▶ **Goal**:
Write out the entries verbatim and leave the images out of the copy.

-- The data start --

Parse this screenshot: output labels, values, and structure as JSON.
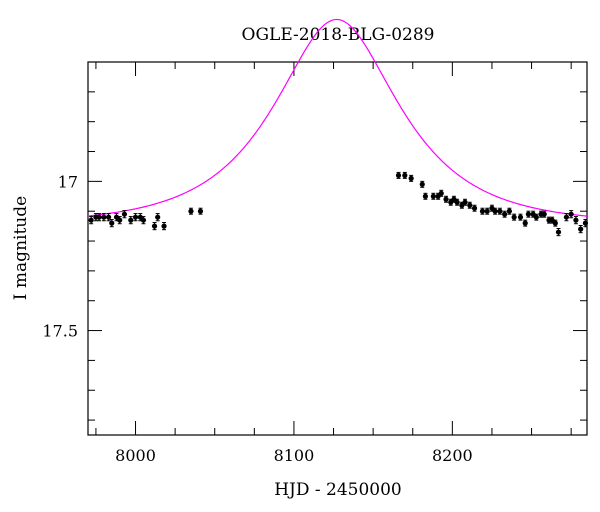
{
  "chart_data": {
    "type": "scatter",
    "title": "OGLE-2018-BLG-0289",
    "xlabel": "HJD - 2450000",
    "ylabel": "I magnitude",
    "xlim": [
      7970,
      8285
    ],
    "ylim": [
      17.85,
      16.6
    ],
    "y_inverted": true,
    "x_ticks": [
      {
        "value": 8000,
        "label": "8000"
      },
      {
        "value": 8100,
        "label": "8100"
      },
      {
        "value": 8200,
        "label": "8200"
      }
    ],
    "y_ticks": [
      {
        "value": 17.0,
        "label": "17"
      },
      {
        "value": 17.5,
        "label": "17.5"
      }
    ],
    "grid": false,
    "colors": {
      "points": "#000000",
      "model": "#ff00ff"
    },
    "series": [
      {
        "kind": "observations",
        "points": [
          [
            7972,
            17.13,
            0.012
          ],
          [
            7975,
            17.12,
            0.012
          ],
          [
            7977,
            17.12,
            0.012
          ],
          [
            7980,
            17.12,
            0.012
          ],
          [
            7983,
            17.12,
            0.012
          ],
          [
            7985,
            17.14,
            0.012
          ],
          [
            7988,
            17.12,
            0.012
          ],
          [
            7990,
            17.13,
            0.012
          ],
          [
            7993,
            17.11,
            0.012
          ],
          [
            7997,
            17.13,
            0.012
          ],
          [
            8000,
            17.12,
            0.012
          ],
          [
            8003,
            17.12,
            0.012
          ],
          [
            8005,
            17.13,
            0.012
          ],
          [
            8012,
            17.15,
            0.012
          ],
          [
            8014,
            17.12,
            0.012
          ],
          [
            8018,
            17.15,
            0.012
          ],
          [
            8035,
            17.1,
            0.01
          ],
          [
            8041,
            17.1,
            0.01
          ],
          [
            8166,
            16.98,
            0.01
          ],
          [
            8170,
            16.98,
            0.01
          ],
          [
            8174,
            16.99,
            0.01
          ],
          [
            8181,
            17.01,
            0.01
          ],
          [
            8183,
            17.05,
            0.01
          ],
          [
            8188,
            17.05,
            0.01
          ],
          [
            8191,
            17.05,
            0.01
          ],
          [
            8193,
            17.04,
            0.01
          ],
          [
            8196,
            17.06,
            0.01
          ],
          [
            8199,
            17.07,
            0.01
          ],
          [
            8201,
            17.06,
            0.01
          ],
          [
            8203,
            17.07,
            0.01
          ],
          [
            8206,
            17.08,
            0.01
          ],
          [
            8208,
            17.07,
            0.01
          ],
          [
            8211,
            17.08,
            0.01
          ],
          [
            8214,
            17.09,
            0.01
          ],
          [
            8219,
            17.1,
            0.01
          ],
          [
            8222,
            17.1,
            0.01
          ],
          [
            8225,
            17.09,
            0.01
          ],
          [
            8227,
            17.1,
            0.01
          ],
          [
            8230,
            17.1,
            0.01
          ],
          [
            8233,
            17.11,
            0.01
          ],
          [
            8236,
            17.1,
            0.01
          ],
          [
            8239,
            17.12,
            0.01
          ],
          [
            8243,
            17.12,
            0.01
          ],
          [
            8246,
            17.14,
            0.01
          ],
          [
            8248,
            17.11,
            0.01
          ],
          [
            8251,
            17.11,
            0.01
          ],
          [
            8253,
            17.12,
            0.01
          ],
          [
            8256,
            17.11,
            0.01
          ],
          [
            8258,
            17.11,
            0.01
          ],
          [
            8261,
            17.13,
            0.01
          ],
          [
            8263,
            17.13,
            0.01
          ],
          [
            8265,
            17.14,
            0.01
          ],
          [
            8267,
            17.17,
            0.012
          ],
          [
            8272,
            17.12,
            0.012
          ],
          [
            8275,
            17.11,
            0.012
          ],
          [
            8278,
            17.13,
            0.012
          ],
          [
            8281,
            17.16,
            0.012
          ],
          [
            8284,
            17.14,
            0.012
          ]
        ]
      },
      {
        "kind": "model",
        "model": {
          "t0": 8127,
          "u0": 0.6,
          "tE": 62,
          "baseline_mag": 17.145
        }
      }
    ]
  }
}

-- The data end --

▶ **Complete response**:
Parse this screenshot: output labels, values, and structure as JSON.
{
  "chart_data": {
    "type": "scatter",
    "title": "OGLE-2018-BLG-0289",
    "xlabel": "HJD - 2450000",
    "ylabel": "I magnitude",
    "xlim": [
      7970,
      8285
    ],
    "ylim": [
      17.85,
      16.6
    ],
    "y_inverted": true,
    "x_ticks": [
      {
        "value": 8000,
        "label": "8000"
      },
      {
        "value": 8100,
        "label": "8100"
      },
      {
        "value": 8200,
        "label": "8200"
      }
    ],
    "y_ticks": [
      {
        "value": 17.0,
        "label": "17"
      },
      {
        "value": 17.5,
        "label": "17.5"
      }
    ],
    "grid": false,
    "colors": {
      "points": "#000000",
      "model": "#ff00ff"
    },
    "series": [
      {
        "kind": "observations",
        "points": [
          [
            7972,
            17.13,
            0.012
          ],
          [
            7975,
            17.12,
            0.012
          ],
          [
            7977,
            17.12,
            0.012
          ],
          [
            7980,
            17.12,
            0.012
          ],
          [
            7983,
            17.12,
            0.012
          ],
          [
            7985,
            17.14,
            0.012
          ],
          [
            7988,
            17.12,
            0.012
          ],
          [
            7990,
            17.13,
            0.012
          ],
          [
            7993,
            17.11,
            0.012
          ],
          [
            7997,
            17.13,
            0.012
          ],
          [
            8000,
            17.12,
            0.012
          ],
          [
            8003,
            17.12,
            0.012
          ],
          [
            8005,
            17.13,
            0.012
          ],
          [
            8012,
            17.15,
            0.012
          ],
          [
            8014,
            17.12,
            0.012
          ],
          [
            8018,
            17.15,
            0.012
          ],
          [
            8035,
            17.1,
            0.01
          ],
          [
            8041,
            17.1,
            0.01
          ],
          [
            8166,
            16.98,
            0.01
          ],
          [
            8170,
            16.98,
            0.01
          ],
          [
            8174,
            16.99,
            0.01
          ],
          [
            8181,
            17.01,
            0.01
          ],
          [
            8183,
            17.05,
            0.01
          ],
          [
            8188,
            17.05,
            0.01
          ],
          [
            8191,
            17.05,
            0.01
          ],
          [
            8193,
            17.04,
            0.01
          ],
          [
            8196,
            17.06,
            0.01
          ],
          [
            8199,
            17.07,
            0.01
          ],
          [
            8201,
            17.06,
            0.01
          ],
          [
            8203,
            17.07,
            0.01
          ],
          [
            8206,
            17.08,
            0.01
          ],
          [
            8208,
            17.07,
            0.01
          ],
          [
            8211,
            17.08,
            0.01
          ],
          [
            8214,
            17.09,
            0.01
          ],
          [
            8219,
            17.1,
            0.01
          ],
          [
            8222,
            17.1,
            0.01
          ],
          [
            8225,
            17.09,
            0.01
          ],
          [
            8227,
            17.1,
            0.01
          ],
          [
            8230,
            17.1,
            0.01
          ],
          [
            8233,
            17.11,
            0.01
          ],
          [
            8236,
            17.1,
            0.01
          ],
          [
            8239,
            17.12,
            0.01
          ],
          [
            8243,
            17.12,
            0.01
          ],
          [
            8246,
            17.14,
            0.01
          ],
          [
            8248,
            17.11,
            0.01
          ],
          [
            8251,
            17.11,
            0.01
          ],
          [
            8253,
            17.12,
            0.01
          ],
          [
            8256,
            17.11,
            0.01
          ],
          [
            8258,
            17.11,
            0.01
          ],
          [
            8261,
            17.13,
            0.01
          ],
          [
            8263,
            17.13,
            0.01
          ],
          [
            8265,
            17.14,
            0.01
          ],
          [
            8267,
            17.17,
            0.012
          ],
          [
            8272,
            17.12,
            0.012
          ],
          [
            8275,
            17.11,
            0.012
          ],
          [
            8278,
            17.13,
            0.012
          ],
          [
            8281,
            17.16,
            0.012
          ],
          [
            8284,
            17.14,
            0.012
          ]
        ]
      },
      {
        "kind": "model",
        "model": {
          "t0": 8127,
          "u0": 0.6,
          "tE": 62,
          "baseline_mag": 17.145
        }
      }
    ]
  }
}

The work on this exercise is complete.